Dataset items
********************

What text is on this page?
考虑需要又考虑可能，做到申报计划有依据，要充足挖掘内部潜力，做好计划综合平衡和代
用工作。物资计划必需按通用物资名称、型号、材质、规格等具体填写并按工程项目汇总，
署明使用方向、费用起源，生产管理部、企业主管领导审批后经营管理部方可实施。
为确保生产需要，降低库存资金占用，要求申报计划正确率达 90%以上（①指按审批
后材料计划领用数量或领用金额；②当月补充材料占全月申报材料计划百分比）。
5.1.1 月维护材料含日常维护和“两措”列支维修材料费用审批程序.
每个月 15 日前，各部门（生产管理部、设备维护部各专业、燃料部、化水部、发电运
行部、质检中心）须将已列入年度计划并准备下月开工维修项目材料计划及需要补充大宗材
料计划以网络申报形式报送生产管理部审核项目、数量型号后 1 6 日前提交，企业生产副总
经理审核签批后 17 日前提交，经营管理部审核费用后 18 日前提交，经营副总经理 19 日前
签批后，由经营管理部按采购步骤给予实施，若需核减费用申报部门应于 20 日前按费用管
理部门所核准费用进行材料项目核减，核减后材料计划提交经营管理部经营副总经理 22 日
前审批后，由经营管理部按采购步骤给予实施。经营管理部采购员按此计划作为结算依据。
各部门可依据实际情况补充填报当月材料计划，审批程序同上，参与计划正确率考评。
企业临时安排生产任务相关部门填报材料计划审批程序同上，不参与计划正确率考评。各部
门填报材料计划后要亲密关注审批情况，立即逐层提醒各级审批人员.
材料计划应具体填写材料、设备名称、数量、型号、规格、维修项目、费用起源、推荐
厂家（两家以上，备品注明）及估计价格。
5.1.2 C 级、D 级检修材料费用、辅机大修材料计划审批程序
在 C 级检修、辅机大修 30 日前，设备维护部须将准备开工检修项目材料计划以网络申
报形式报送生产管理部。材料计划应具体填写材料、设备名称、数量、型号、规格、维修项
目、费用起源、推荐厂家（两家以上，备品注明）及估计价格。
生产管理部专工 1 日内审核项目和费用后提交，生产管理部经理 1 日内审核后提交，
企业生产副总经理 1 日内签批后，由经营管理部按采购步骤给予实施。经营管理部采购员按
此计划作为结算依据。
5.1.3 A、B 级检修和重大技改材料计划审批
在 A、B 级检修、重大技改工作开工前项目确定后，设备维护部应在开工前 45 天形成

********************

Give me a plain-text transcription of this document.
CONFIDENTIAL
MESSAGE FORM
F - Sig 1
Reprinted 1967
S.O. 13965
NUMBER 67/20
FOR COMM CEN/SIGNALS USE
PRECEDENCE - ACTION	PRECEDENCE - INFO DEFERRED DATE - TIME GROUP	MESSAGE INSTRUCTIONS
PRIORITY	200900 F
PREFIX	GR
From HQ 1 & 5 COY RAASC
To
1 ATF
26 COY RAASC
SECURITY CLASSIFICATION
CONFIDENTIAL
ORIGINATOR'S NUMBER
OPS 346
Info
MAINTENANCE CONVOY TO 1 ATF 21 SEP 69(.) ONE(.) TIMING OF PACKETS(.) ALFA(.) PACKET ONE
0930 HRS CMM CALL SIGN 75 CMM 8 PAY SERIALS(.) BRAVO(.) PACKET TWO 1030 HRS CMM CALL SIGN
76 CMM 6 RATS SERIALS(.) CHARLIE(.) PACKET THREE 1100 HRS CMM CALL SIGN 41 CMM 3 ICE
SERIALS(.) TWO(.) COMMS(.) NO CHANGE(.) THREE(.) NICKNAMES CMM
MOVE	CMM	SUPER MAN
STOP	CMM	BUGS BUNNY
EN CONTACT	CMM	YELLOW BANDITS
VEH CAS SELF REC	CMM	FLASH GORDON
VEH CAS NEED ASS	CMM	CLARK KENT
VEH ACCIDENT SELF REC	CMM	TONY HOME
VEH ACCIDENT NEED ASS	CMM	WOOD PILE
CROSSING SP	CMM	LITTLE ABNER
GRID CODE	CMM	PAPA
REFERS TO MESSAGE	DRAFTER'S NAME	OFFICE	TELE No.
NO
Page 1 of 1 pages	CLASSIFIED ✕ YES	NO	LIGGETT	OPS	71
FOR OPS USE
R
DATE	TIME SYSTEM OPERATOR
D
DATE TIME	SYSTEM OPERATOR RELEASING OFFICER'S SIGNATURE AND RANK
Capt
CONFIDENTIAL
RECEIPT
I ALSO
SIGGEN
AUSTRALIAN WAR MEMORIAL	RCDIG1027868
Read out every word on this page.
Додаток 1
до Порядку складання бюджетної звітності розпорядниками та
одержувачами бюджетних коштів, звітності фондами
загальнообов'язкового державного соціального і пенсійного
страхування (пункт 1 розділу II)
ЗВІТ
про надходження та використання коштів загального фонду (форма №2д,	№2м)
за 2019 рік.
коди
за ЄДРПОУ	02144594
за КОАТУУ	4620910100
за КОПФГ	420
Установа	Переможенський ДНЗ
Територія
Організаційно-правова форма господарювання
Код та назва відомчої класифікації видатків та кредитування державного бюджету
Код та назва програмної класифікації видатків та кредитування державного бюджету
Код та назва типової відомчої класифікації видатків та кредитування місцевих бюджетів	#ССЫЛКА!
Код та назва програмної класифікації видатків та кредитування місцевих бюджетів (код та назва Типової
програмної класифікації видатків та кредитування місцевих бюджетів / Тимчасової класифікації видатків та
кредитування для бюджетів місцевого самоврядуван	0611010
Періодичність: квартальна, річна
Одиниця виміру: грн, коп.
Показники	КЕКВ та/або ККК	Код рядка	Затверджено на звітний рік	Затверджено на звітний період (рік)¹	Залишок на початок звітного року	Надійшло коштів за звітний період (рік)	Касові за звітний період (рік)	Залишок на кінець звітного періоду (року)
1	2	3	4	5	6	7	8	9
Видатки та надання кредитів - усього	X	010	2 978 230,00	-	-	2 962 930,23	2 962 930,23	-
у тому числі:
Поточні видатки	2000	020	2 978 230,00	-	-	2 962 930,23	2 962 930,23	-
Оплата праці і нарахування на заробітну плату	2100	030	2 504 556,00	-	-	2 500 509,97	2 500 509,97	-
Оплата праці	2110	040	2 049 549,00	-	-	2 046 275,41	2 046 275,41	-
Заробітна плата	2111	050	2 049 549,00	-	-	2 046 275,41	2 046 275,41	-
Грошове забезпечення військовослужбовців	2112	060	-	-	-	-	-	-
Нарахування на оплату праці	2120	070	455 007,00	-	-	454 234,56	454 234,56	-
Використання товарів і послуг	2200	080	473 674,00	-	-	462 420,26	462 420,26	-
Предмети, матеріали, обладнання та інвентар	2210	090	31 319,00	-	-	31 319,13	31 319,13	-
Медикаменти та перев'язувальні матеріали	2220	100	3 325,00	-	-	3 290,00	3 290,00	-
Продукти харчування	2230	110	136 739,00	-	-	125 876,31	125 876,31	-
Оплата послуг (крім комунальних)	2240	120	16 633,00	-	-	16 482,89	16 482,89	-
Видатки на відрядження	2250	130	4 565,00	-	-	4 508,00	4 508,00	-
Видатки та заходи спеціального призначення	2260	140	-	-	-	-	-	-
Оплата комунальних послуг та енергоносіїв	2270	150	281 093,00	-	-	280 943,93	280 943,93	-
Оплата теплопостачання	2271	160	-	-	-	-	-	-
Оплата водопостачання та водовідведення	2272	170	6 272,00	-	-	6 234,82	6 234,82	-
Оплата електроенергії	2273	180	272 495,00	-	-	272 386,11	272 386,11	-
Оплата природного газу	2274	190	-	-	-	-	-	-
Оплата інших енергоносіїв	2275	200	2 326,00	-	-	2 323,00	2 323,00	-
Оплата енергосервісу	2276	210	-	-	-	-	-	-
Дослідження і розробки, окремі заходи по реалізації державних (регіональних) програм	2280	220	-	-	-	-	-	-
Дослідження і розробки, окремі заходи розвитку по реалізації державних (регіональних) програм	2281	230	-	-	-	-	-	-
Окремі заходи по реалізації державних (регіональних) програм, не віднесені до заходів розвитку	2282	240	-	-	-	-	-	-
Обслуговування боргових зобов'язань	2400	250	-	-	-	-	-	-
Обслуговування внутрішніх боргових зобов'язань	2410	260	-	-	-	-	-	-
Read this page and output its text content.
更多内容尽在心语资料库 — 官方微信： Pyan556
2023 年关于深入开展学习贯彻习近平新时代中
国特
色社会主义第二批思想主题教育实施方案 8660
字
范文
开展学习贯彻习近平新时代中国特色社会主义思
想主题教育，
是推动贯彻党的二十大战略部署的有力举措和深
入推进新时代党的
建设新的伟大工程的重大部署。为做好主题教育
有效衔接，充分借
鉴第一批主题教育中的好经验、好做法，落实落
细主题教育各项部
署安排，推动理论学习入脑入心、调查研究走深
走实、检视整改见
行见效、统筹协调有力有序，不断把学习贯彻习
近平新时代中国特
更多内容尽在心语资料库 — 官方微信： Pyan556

********************

Task objective
Show all lines from the data above in which the word "державного" appears.

Result of the task
загальнообов'язкового державного соціального і пенсійного
Код та назва відомчої класифікації видатків та кредитування державного бюджету
Код та назва програмної класифікації видатків та кредитування державного бюджету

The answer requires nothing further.